→ TASK TO CARRY OUT: Write out the listing below without alteration, omitting its pictures.

→ Items from a data source:
** start **
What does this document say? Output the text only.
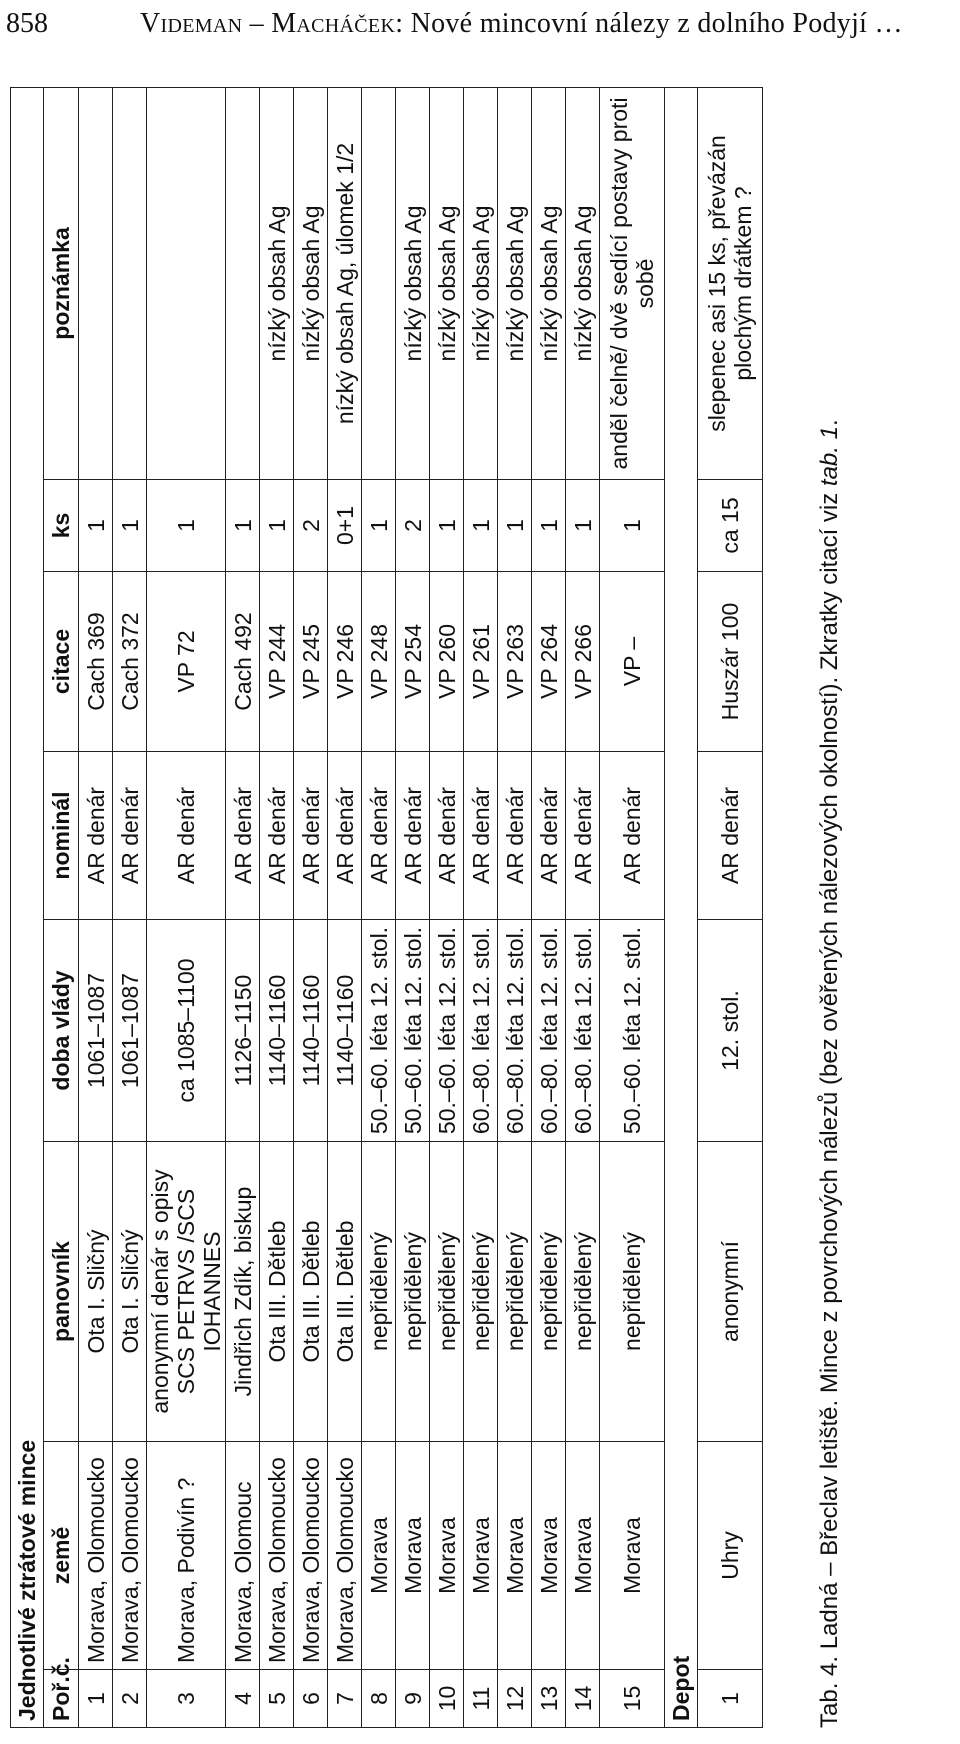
858	Videman – Macháček: Nové mincovní nálezy z dolního Podyjí …
Jednotlivé ztrátové mince							
Poř.č.	země	panovník	doba vlády	nominál	citace	ks	poznámka
1	Morava, Olomoucko	Ota I. Sličný	1061–1087	AR denár	Cach 369	1	
2	Morava, Olomoucko	Ota I. Sličný	1061–1087	AR denár	Cach 372	1	
3	Morava, Podivín ?	anonymní denár s opisy SCS PETRVS /SCS IOHANNES	ca 1085–1100	AR denár	VP 72	1	
4	Morava, Olomouc	Jindřich Zdík, biskup	1126–1150	AR denár	Cach 492	1	
5	Morava, Olomoucko	Ota III. Dětleb	1140–1160	AR denár	VP 244	1	nízký obsah Ag
6	Morava, Olomoucko	Ota III. Dětleb	1140–1160	AR denár	VP 245	2	nízký obsah Ag
7	Morava, Olomoucko	Ota III. Dětleb	1140–1160	AR denár	VP 246	0+1	nízký obsah Ag, úlomek 1/2
8	Morava	nepřidělený	50.–60. léta 12. stol.	AR denár	VP 248	1	
9	Morava	nepřidělený	50.–60. léta 12. stol.	AR denár	VP 254	2	nízký obsah Ag
10	Morava	nepřidělený	50.–60. léta 12. stol.	AR denár	VP 260	1	nízký obsah Ag
11	Morava	nepřidělený	60.–80. léta 12. stol.	AR denár	VP 261	1	nízký obsah Ag
12	Morava	nepřidělený	60.–80. léta 12. stol.	AR denár	VP 263	1	nízký obsah Ag
13	Morava	nepřidělený	60.–80. léta 12. stol.	AR denár	VP 264	1	nízký obsah Ag
14	Morava	nepřidělený	60.–80. léta 12. stol.	AR denár	VP 266	1	nízký obsah Ag
15	Morava	nepřidělený	50.–60. léta 12. stol.	AR denár	VP –	1	anděl čelně/ dvě sedící postavy proti sobě
Depot							
1	Uhry	anonymní	12. stol.	AR denár	Huszár 100	ca 15	slepenec asi 15 ks, převázán plochým drátkem ?
Tab. 4. Ladná – Břeclav letiště. Mince z povrchových nálezů (bez ověřených nálezových okolností). Zkratky citací viz tab. 1.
** end **
→ WRITTEN SOLUTION:
What does this document say? Output the text only.
858	Videman – Macháček: Nové mincovní nálezy z dolního Podyjí …
Jednotlivé ztrátové mince							
Poř.č.	země	panovník	doba vlády	nominál	citace	ks	poznámka
1	Morava, Olomoucko	Ota I. Sličný	1061–1087	AR denár	Cach 369	1	
2	Morava, Olomoucko	Ota I. Sličný	1061–1087	AR denár	Cach 372	1	
3	Morava, Podivín ?	anonymní denár s opisy SCS PETRVS /SCS IOHANNES	ca 1085–1100	AR denár	VP 72	1	
4	Morava, Olomouc	Jindřich Zdík, biskup	1126–1150	AR denár	Cach 492	1	
5	Morava, Olomoucko	Ota III. Dětleb	1140–1160	AR denár	VP 244	1	nízký obsah Ag
6	Morava, Olomoucko	Ota III. Dětleb	1140–1160	AR denár	VP 245	2	nízký obsah Ag
7	Morava, Olomoucko	Ota III. Dětleb	1140–1160	AR denár	VP 246	0+1	nízký obsah Ag, úlomek 1/2
8	Morava	nepřidělený	50.–60. léta 12. stol.	AR denár	VP 248	1	
9	Morava	nepřidělený	50.–60. léta 12. stol.	AR denár	VP 254	2	nízký obsah Ag
10	Morava	nepřidělený	50.–60. léta 12. stol.	AR denár	VP 260	1	nízký obsah Ag
11	Morava	nepřidělený	60.–80. léta 12. stol.	AR denár	VP 261	1	nízký obsah Ag
12	Morava	nepřidělený	60.–80. léta 12. stol.	AR denár	VP 263	1	nízký obsah Ag
13	Morava	nepřidělený	60.–80. léta 12. stol.	AR denár	VP 264	1	nízký obsah Ag
14	Morava	nepřidělený	60.–80. léta 12. stol.	AR denár	VP 266	1	nízký obsah Ag
15	Morava	nepřidělený	50.–60. léta 12. stol.	AR denár	VP –	1	anděl čelně/ dvě sedící postavy proti sobě
Depot							
1	Uhry	anonymní	12. stol.	AR denár	Huszár 100	ca 15	slepenec asi 15 ks, převázán plochým drátkem ?
Tab. 4. Ladná – Břeclav letiště. Mince z povrchových nálezů (bez ověřených nálezových okolností). Zkratky citací viz tab. 1.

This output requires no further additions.